**Task details**
Write out all of the data without omission, exactly as shown.

**Information provided**

_ _ _

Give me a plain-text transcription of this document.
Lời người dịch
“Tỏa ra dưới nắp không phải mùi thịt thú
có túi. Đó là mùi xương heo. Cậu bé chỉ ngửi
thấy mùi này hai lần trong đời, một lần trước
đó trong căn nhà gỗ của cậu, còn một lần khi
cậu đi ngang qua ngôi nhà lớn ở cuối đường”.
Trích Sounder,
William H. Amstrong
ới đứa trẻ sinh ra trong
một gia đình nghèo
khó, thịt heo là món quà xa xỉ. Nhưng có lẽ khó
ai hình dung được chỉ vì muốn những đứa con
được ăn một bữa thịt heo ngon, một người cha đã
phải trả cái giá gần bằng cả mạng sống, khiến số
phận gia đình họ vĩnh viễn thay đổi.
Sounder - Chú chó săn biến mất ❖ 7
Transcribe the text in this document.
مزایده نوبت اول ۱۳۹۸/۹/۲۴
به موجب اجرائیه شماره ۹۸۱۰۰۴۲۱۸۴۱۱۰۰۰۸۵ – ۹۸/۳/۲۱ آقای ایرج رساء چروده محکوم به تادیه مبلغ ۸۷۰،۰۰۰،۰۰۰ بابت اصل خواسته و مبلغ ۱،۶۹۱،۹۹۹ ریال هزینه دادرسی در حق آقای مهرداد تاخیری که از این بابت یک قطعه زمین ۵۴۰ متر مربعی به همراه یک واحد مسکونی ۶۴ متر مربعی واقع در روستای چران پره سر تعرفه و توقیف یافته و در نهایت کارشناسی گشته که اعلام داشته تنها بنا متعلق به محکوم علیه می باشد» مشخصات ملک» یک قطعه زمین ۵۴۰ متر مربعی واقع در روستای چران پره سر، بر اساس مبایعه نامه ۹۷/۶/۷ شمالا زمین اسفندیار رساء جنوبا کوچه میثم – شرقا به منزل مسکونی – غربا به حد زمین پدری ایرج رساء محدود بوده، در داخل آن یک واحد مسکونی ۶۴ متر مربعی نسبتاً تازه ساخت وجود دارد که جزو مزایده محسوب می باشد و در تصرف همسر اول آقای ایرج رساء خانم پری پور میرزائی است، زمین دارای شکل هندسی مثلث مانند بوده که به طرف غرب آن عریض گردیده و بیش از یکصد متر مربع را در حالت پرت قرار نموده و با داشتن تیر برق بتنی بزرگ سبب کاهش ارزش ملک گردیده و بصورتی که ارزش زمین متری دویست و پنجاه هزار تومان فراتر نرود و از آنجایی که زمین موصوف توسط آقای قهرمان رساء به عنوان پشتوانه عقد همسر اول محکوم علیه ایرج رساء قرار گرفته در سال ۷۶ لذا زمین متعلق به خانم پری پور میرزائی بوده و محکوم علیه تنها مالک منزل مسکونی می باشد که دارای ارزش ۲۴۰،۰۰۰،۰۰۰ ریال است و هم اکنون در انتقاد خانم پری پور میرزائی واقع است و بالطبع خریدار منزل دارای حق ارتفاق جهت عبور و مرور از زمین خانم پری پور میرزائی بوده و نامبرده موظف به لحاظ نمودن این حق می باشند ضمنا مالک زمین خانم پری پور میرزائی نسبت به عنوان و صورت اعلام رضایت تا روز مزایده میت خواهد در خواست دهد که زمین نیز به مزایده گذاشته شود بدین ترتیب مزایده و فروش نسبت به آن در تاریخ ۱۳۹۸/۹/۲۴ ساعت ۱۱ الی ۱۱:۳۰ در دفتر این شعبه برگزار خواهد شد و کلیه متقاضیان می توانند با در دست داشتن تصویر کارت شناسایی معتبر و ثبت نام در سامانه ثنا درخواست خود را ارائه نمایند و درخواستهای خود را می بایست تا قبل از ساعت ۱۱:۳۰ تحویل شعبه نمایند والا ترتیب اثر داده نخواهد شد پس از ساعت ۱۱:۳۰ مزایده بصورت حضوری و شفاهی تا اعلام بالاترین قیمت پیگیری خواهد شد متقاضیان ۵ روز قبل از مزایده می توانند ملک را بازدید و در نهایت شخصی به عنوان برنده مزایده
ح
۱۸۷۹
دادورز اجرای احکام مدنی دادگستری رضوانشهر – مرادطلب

_ _ _

**Answer in full**
Give me a plain-text transcription of this document.
Lời người dịch
“Tỏa ra dưới nắp không phải mùi thịt thú
có túi. Đó là mùi xương heo. Cậu bé chỉ ngửi
thấy mùi này hai lần trong đời, một lần trước
đó trong căn nhà gỗ của cậu, còn một lần khi
cậu đi ngang qua ngôi nhà lớn ở cuối đường”.
Trích Sounder,
William H. Amstrong
ới đứa trẻ sinh ra trong
một gia đình nghèo
khó, thịt heo là món quà xa xỉ. Nhưng có lẽ khó
ai hình dung được chỉ vì muốn những đứa con
được ăn một bữa thịt heo ngon, một người cha đã
phải trả cái giá gần bằng cả mạng sống, khiến số
phận gia đình họ vĩnh viễn thay đổi.
Sounder - Chú chó săn biến mất ❖ 7
Transcribe the text in this document.
مزایده نوبت اول ۱۳۹۸/۹/۲۴
به موجب اجرائیه شماره ۹۸۱۰۰۴۲۱۸۴۱۱۰۰۰۸۵ – ۹۸/۳/۲۱ آقای ایرج رساء چروده محکوم به تادیه مبلغ ۸۷۰،۰۰۰،۰۰۰ بابت اصل خواسته و مبلغ ۱،۶۹۱،۹۹۹ ریال هزینه دادرسی در حق آقای مهرداد تاخیری که از این بابت یک قطعه زمین ۵۴۰ متر مربعی به همراه یک واحد مسکونی ۶۴ متر مربعی واقع در روستای چران پره سر تعرفه و توقیف یافته و در نهایت کارشناسی گشته که اعلام داشته تنها بنا متعلق به محکوم علیه می باشد» مشخصات ملک» یک قطعه زمین ۵۴۰ متر مربعی واقع در روستای چران پره سر، بر اساس مبایعه نامه ۹۷/۶/۷ شمالا زمین اسفندیار رساء جنوبا کوچه میثم – شرقا به منزل مسکونی – غربا به حد زمین پدری ایرج رساء محدود بوده، در داخل آن یک واحد مسکونی ۶۴ متر مربعی نسبتاً تازه ساخت وجود دارد که جزو مزایده محسوب می باشد و در تصرف همسر اول آقای ایرج رساء خانم پری پور میرزائی است، زمین دارای شکل هندسی مثلث مانند بوده که به طرف غرب آن عریض گردیده و بیش از یکصد متر مربع را در حالت پرت قرار نموده و با داشتن تیر برق بتنی بزرگ سبب کاهش ارزش ملک گردیده و بصورتی که ارزش زمین متری دویست و پنجاه هزار تومان فراتر نرود و از آنجایی که زمین موصوف توسط آقای قهرمان رساء به عنوان پشتوانه عقد همسر اول محکوم علیه ایرج رساء قرار گرفته در سال ۷۶ لذا زمین متعلق به خانم پری پور میرزائی بوده و محکوم علیه تنها مالک منزل مسکونی می باشد که دارای ارزش ۲۴۰،۰۰۰،۰۰۰ ریال است و هم اکنون در انتقاد خانم پری پور میرزائی واقع است و بالطبع خریدار منزل دارای حق ارتفاق جهت عبور و مرور از زمین خانم پری پور میرزائی بوده و نامبرده موظف به لحاظ نمودن این حق می باشند ضمنا مالک زمین خانم پری پور میرزائی نسبت به عنوان و صورت اعلام رضایت تا روز مزایده میت خواهد در خواست دهد که زمین نیز به مزایده گذاشته شود بدین ترتیب مزایده و فروش نسبت به آن در تاریخ ۱۳۹۸/۹/۲۴ ساعت ۱۱ الی ۱۱:۳۰ در دفتر این شعبه برگزار خواهد شد و کلیه متقاضیان می توانند با در دست داشتن تصویر کارت شناسایی معتبر و ثبت نام در سامانه ثنا درخواست خود را ارائه نمایند و درخواستهای خود را می بایست تا قبل از ساعت ۱۱:۳۰ تحویل شعبه نمایند والا ترتیب اثر داده نخواهد شد پس از ساعت ۱۱:۳۰ مزایده بصورت حضوری و شفاهی تا اعلام بالاترین قیمت پیگیری خواهد شد متقاضیان ۵ روز قبل از مزایده می توانند ملک را بازدید و در نهایت شخصی به عنوان برنده مزایده
ح
۱۸۷۹
دادورز اجرای احکام مدنی دادگستری رضوانشهر – مرادطلب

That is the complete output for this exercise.